[Dataset entries]
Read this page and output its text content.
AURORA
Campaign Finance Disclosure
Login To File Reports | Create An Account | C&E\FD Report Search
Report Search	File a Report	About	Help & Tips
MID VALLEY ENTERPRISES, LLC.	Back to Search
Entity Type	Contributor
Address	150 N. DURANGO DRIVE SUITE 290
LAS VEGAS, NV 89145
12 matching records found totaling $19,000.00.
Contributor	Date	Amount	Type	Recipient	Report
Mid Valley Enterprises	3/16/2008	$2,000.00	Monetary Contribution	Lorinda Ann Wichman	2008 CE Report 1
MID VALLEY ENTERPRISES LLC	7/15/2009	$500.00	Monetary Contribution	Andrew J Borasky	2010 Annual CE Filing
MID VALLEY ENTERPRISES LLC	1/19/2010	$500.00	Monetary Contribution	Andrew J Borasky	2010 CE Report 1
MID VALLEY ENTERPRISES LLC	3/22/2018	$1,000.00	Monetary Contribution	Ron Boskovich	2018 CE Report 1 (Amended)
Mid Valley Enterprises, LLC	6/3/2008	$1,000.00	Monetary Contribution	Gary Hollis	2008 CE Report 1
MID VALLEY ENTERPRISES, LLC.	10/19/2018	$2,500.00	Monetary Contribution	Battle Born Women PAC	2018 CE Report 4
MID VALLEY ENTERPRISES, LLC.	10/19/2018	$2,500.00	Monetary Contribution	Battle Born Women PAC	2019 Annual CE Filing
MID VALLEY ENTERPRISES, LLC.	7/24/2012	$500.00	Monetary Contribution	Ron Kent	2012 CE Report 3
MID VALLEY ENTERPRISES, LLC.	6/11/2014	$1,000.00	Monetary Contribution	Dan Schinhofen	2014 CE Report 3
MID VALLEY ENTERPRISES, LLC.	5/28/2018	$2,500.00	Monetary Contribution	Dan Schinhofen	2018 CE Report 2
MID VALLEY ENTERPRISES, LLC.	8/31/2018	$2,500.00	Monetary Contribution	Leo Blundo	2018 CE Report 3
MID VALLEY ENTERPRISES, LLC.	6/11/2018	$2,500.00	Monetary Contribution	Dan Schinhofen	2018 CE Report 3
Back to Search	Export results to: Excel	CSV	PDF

-- What to work on --
Copy the material above, line for line.

-- Answer in full --
Read this page and output its text content.
AURORA
Campaign Finance Disclosure
Login To File Reports | Create An Account | C&E\FD Report Search
Report Search	File a Report	About	Help & Tips
MID VALLEY ENTERPRISES, LLC.	Back to Search
Entity Type	Contributor
Address	150 N. DURANGO DRIVE SUITE 290
LAS VEGAS, NV 89145
12 matching records found totaling $19,000.00.
Contributor	Date	Amount	Type	Recipient	Report
Mid Valley Enterprises	3/16/2008	$2,000.00	Monetary Contribution	Lorinda Ann Wichman	2008 CE Report 1
MID VALLEY ENTERPRISES LLC	7/15/2009	$500.00	Monetary Contribution	Andrew J Borasky	2010 Annual CE Filing
MID VALLEY ENTERPRISES LLC	1/19/2010	$500.00	Monetary Contribution	Andrew J Borasky	2010 CE Report 1
MID VALLEY ENTERPRISES LLC	3/22/2018	$1,000.00	Monetary Contribution	Ron Boskovich	2018 CE Report 1 (Amended)
Mid Valley Enterprises, LLC	6/3/2008	$1,000.00	Monetary Contribution	Gary Hollis	2008 CE Report 1
MID VALLEY ENTERPRISES, LLC.	10/19/2018	$2,500.00	Monetary Contribution	Battle Born Women PAC	2018 CE Report 4
MID VALLEY ENTERPRISES, LLC.	10/19/2018	$2,500.00	Monetary Contribution	Battle Born Women PAC	2019 Annual CE Filing
MID VALLEY ENTERPRISES, LLC.	7/24/2012	$500.00	Monetary Contribution	Ron Kent	2012 CE Report 3
MID VALLEY ENTERPRISES, LLC.	6/11/2014	$1,000.00	Monetary Contribution	Dan Schinhofen	2014 CE Report 3
MID VALLEY ENTERPRISES, LLC.	5/28/2018	$2,500.00	Monetary Contribution	Dan Schinhofen	2018 CE Report 2
MID VALLEY ENTERPRISES, LLC.	8/31/2018	$2,500.00	Monetary Contribution	Leo Blundo	2018 CE Report 3
MID VALLEY ENTERPRISES, LLC.	6/11/2018	$2,500.00	Monetary Contribution	Dan Schinhofen	2018 CE Report 3
Back to Search	Export results to: Excel	CSV	PDF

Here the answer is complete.